● **Problem**: Leave out the pictures and repeat the data exactly.

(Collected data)

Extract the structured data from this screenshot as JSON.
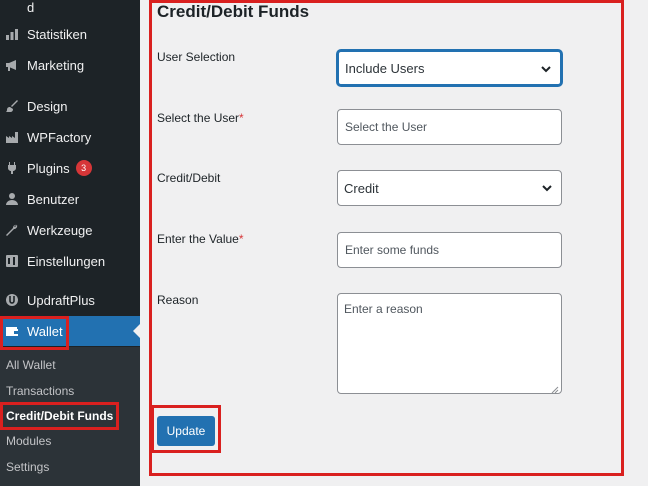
{
  "sidebar": {
    "top_cut_label": "d",
    "items": [
      {
        "label": "Statistiken"
      },
      {
        "label": "Marketing"
      },
      {
        "label": "Design"
      },
      {
        "label": "WPFactory"
      },
      {
        "label": "Plugins",
        "badge": "3"
      },
      {
        "label": "Benutzer"
      },
      {
        "label": "Werkzeuge"
      },
      {
        "label": "Einstellungen"
      },
      {
        "label": "UpdraftPlus"
      },
      {
        "label": "Wallet"
      }
    ],
    "submenu": [
      {
        "label": "All Wallet"
      },
      {
        "label": "Transactions"
      },
      {
        "label": "Credit/Debit Funds"
      },
      {
        "label": "Modules"
      },
      {
        "label": "Settings"
      }
    ]
  },
  "form": {
    "title": "Credit/Debit Funds",
    "user_selection_label": "User Selection",
    "user_selection_value": "Include Users",
    "select_user_label": "Select the User",
    "select_user_placeholder": "Select the User",
    "credit_debit_label": "Credit/Debit",
    "credit_debit_value": "Credit",
    "value_label": "Enter the Value",
    "value_placeholder": "Enter some funds",
    "reason_label": "Reason",
    "reason_placeholder": "Enter a reason",
    "required_mark": "*",
    "update_button": "Update"
  },
  "colors": {
    "sidebar_bg": "#1d2327",
    "accent": "#2271b1",
    "highlight_box": "#d9201f",
    "badge": "#d63638"
  }
}
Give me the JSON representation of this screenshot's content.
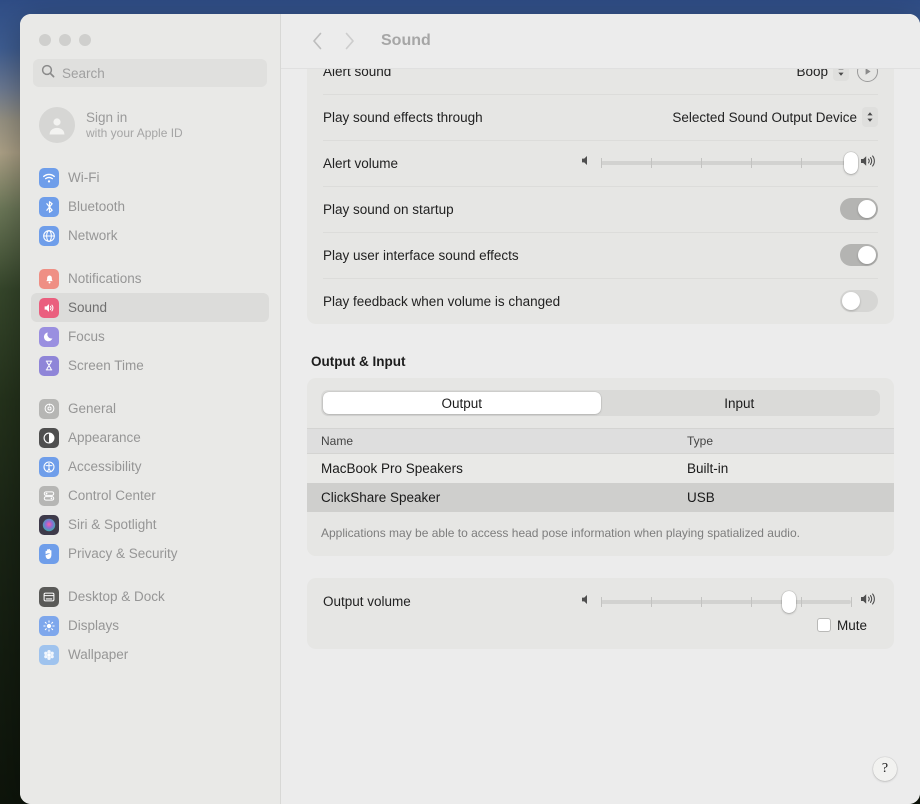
{
  "window": {
    "traffic_lights": [
      "close",
      "minimize",
      "zoom"
    ]
  },
  "sidebar": {
    "search": {
      "placeholder": "Search",
      "value": ""
    },
    "account": {
      "name": "Sign in",
      "sub": "with your Apple ID"
    },
    "groups": [
      {
        "items": [
          {
            "label": "Wi-Fi",
            "icon": "wifi-icon",
            "color": "#6f9eea",
            "selected": false
          },
          {
            "label": "Bluetooth",
            "icon": "bluetooth-icon",
            "color": "#6f9eea",
            "selected": false
          },
          {
            "label": "Network",
            "icon": "globe-icon",
            "color": "#6f9eea",
            "selected": false
          }
        ]
      },
      {
        "items": [
          {
            "label": "Notifications",
            "icon": "bell-icon",
            "color": "#ef8f84",
            "selected": false
          },
          {
            "label": "Sound",
            "icon": "speaker-icon",
            "color": "#ea5f7e",
            "selected": true
          },
          {
            "label": "Focus",
            "icon": "moon-icon",
            "color": "#9a8fe0",
            "selected": false
          },
          {
            "label": "Screen Time",
            "icon": "hourglass-icon",
            "color": "#8f85d8",
            "selected": false
          }
        ]
      },
      {
        "items": [
          {
            "label": "General",
            "icon": "gear-icon",
            "color": "#b6b6b4",
            "selected": false
          },
          {
            "label": "Appearance",
            "icon": "appearance-icon",
            "color": "#4f4f4f",
            "selected": false
          },
          {
            "label": "Accessibility",
            "icon": "accessibility-icon",
            "color": "#6f9eea",
            "selected": false
          },
          {
            "label": "Control Center",
            "icon": "control-center-icon",
            "color": "#b6b6b4",
            "selected": false
          },
          {
            "label": "Siri & Spotlight",
            "icon": "siri-icon",
            "color": "#6a5d86",
            "selected": false
          },
          {
            "label": "Privacy & Security",
            "icon": "hand-icon",
            "color": "#6f9eea",
            "selected": false
          }
        ]
      },
      {
        "items": [
          {
            "label": "Desktop & Dock",
            "icon": "desktop-dock-icon",
            "color": "#5a5a58",
            "selected": false
          },
          {
            "label": "Displays",
            "icon": "brightness-icon",
            "color": "#7ea7ec",
            "selected": false
          },
          {
            "label": "Wallpaper",
            "icon": "wallpaper-icon",
            "color": "#9fc3ee",
            "selected": false
          }
        ]
      }
    ]
  },
  "header": {
    "back_label": "‹",
    "forward_label": "›",
    "title": "Sound"
  },
  "main": {
    "alert_group": {
      "alert_sound": {
        "label": "Alert sound",
        "value": "Boop",
        "play_button": "play-sound-button"
      },
      "effects_through": {
        "label": "Play sound effects through",
        "value": "Selected Sound Output Device"
      },
      "alert_volume": {
        "label": "Alert volume",
        "percent": 100,
        "ticks": 6
      },
      "toggles": [
        {
          "label": "Play sound on startup",
          "on": true
        },
        {
          "label": "Play user interface sound effects",
          "on": true
        },
        {
          "label": "Play feedback when volume is changed",
          "on": false
        }
      ]
    },
    "output_input": {
      "heading": "Output & Input",
      "tabs": [
        {
          "label": "Output",
          "active": true
        },
        {
          "label": "Input",
          "active": false
        }
      ],
      "columns": [
        "Name",
        "Type"
      ],
      "rows": [
        {
          "name": "MacBook Pro Speakers",
          "type": "Built-in",
          "selected": false
        },
        {
          "name": "ClickShare Speaker",
          "type": "USB",
          "selected": true
        }
      ],
      "note": "Applications may be able to access head pose information when playing spatialized audio."
    },
    "output_volume": {
      "label": "Output volume",
      "percent": 75,
      "ticks": 6,
      "mute": {
        "label": "Mute",
        "checked": false
      }
    },
    "help_label": "?"
  }
}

● **Result for this exercise**:
Extract the structured data from this screenshot as JSON.
{
  "sidebar": {
    "top_cut_label": "d",
    "items": [
      {
        "label": "Statistiken"
      },
      {
        "label": "Marketing"
      },
      {
        "label": "Design"
      },
      {
        "label": "WPFactory"
      },
      {
        "label": "Plugins",
        "badge": "3"
      },
      {
        "label": "Benutzer"
      },
      {
        "label": "Werkzeuge"
      },
      {
        "label": "Einstellungen"
      },
      {
        "label": "UpdraftPlus"
      },
      {
        "label": "Wallet"
      }
    ],
    "submenu": [
      {
        "label": "All Wallet"
      },
      {
        "label": "Transactions"
      },
      {
        "label": "Credit/Debit Funds"
      },
      {
        "label": "Modules"
      },
      {
        "label": "Settings"
      }
    ]
  },
  "form": {
    "title": "Credit/Debit Funds",
    "user_selection_label": "User Selection",
    "user_selection_value": "Include Users",
    "select_user_label": "Select the User",
    "select_user_placeholder": "Select the User",
    "credit_debit_label": "Credit/Debit",
    "credit_debit_value": "Credit",
    "value_label": "Enter the Value",
    "value_placeholder": "Enter some funds",
    "reason_label": "Reason",
    "reason_placeholder": "Enter a reason",
    "required_mark": "*",
    "update_button": "Update"
  },
  "colors": {
    "sidebar_bg": "#1d2327",
    "accent": "#2271b1",
    "highlight_box": "#d9201f",
    "badge": "#d63638"
  }
}
Give me the JSON representation of this screenshot's content.
{
  "window": {
    "traffic_lights": [
      "close",
      "minimize",
      "zoom"
    ]
  },
  "sidebar": {
    "search": {
      "placeholder": "Search",
      "value": ""
    },
    "account": {
      "name": "Sign in",
      "sub": "with your Apple ID"
    },
    "groups": [
      {
        "items": [
          {
            "label": "Wi-Fi",
            "icon": "wifi-icon",
            "color": "#6f9eea",
            "selected": false
          },
          {
            "label": "Bluetooth",
            "icon": "bluetooth-icon",
            "color": "#6f9eea",
            "selected": false
          },
          {
            "label": "Network",
            "icon": "globe-icon",
            "color": "#6f9eea",
            "selected": false
          }
        ]
      },
      {
        "items": [
          {
            "label": "Notifications",
            "icon": "bell-icon",
            "color": "#ef8f84",
            "selected": false
          },
          {
            "label": "Sound",
            "icon": "speaker-icon",
            "color": "#ea5f7e",
            "selected": true
          },
          {
            "label": "Focus",
            "icon": "moon-icon",
            "color": "#9a8fe0",
            "selected": false
          },
          {
            "label": "Screen Time",
            "icon": "hourglass-icon",
            "color": "#8f85d8",
            "selected": false
          }
        ]
      },
      {
        "items": [
          {
            "label": "General",
            "icon": "gear-icon",
            "color": "#b6b6b4",
            "selected": false
          },
          {
            "label": "Appearance",
            "icon": "appearance-icon",
            "color": "#4f4f4f",
            "selected": false
          },
          {
            "label": "Accessibility",
            "icon": "accessibility-icon",
            "color": "#6f9eea",
            "selected": false
          },
          {
            "label": "Control Center",
            "icon": "control-center-icon",
            "color": "#b6b6b4",
            "selected": false
          },
          {
            "label": "Siri & Spotlight",
            "icon": "siri-icon",
            "color": "#6a5d86",
            "selected": false
          },
          {
            "label": "Privacy & Security",
            "icon": "hand-icon",
            "color": "#6f9eea",
            "selected": false
          }
        ]
      },
      {
        "items": [
          {
            "label": "Desktop & Dock",
            "icon": "desktop-dock-icon",
            "color": "#5a5a58",
            "selected": false
          },
          {
            "label": "Displays",
            "icon": "brightness-icon",
            "color": "#7ea7ec",
            "selected": false
          },
          {
            "label": "Wallpaper",
            "icon": "wallpaper-icon",
            "color": "#9fc3ee",
            "selected": false
          }
        ]
      }
    ]
  },
  "header": {
    "back_label": "‹",
    "forward_label": "›",
    "title": "Sound"
  },
  "main": {
    "alert_group": {
      "alert_sound": {
        "label": "Alert sound",
        "value": "Boop",
        "play_button": "play-sound-button"
      },
      "effects_through": {
        "label": "Play sound effects through",
        "value": "Selected Sound Output Device"
      },
      "alert_volume": {
        "label": "Alert volume",
        "percent": 100,
        "ticks": 6
      },
      "toggles": [
        {
          "label": "Play sound on startup",
          "on": true
        },
        {
          "label": "Play user interface sound effects",
          "on": true
        },
        {
          "label": "Play feedback when volume is changed",
          "on": false
        }
      ]
    },
    "output_input": {
      "heading": "Output & Input",
      "tabs": [
        {
          "label": "Output",
          "active": true
        },
        {
          "label": "Input",
          "active": false
        }
      ],
      "columns": [
        "Name",
        "Type"
      ],
      "rows": [
        {
          "name": "MacBook Pro Speakers",
          "type": "Built-in",
          "selected": false
        },
        {
          "name": "ClickShare Speaker",
          "type": "USB",
          "selected": true
        }
      ],
      "note": "Applications may be able to access head pose information when playing spatialized audio."
    },
    "output_volume": {
      "label": "Output volume",
      "percent": 75,
      "ticks": 6,
      "mute": {
        "label": "Mute",
        "checked": false
      }
    },
    "help_label": "?"
  }
}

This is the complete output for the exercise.